## start Data rows

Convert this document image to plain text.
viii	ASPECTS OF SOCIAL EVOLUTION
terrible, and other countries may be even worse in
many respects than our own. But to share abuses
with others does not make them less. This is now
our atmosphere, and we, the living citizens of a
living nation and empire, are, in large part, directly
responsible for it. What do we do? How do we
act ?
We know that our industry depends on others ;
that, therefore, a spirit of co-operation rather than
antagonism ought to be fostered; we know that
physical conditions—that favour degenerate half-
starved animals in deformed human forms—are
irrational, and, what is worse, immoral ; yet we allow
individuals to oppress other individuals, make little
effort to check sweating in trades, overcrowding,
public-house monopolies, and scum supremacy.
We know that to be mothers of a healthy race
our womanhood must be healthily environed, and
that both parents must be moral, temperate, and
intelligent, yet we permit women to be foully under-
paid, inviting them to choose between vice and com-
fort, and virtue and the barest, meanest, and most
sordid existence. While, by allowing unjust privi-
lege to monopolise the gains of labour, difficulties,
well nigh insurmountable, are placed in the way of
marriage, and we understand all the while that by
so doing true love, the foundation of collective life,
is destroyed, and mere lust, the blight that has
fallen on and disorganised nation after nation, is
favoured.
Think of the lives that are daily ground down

## end Data rows

Set task:
Note how many lines in the material hold the word "worse", and give that number with nothing added.

The completed task:
2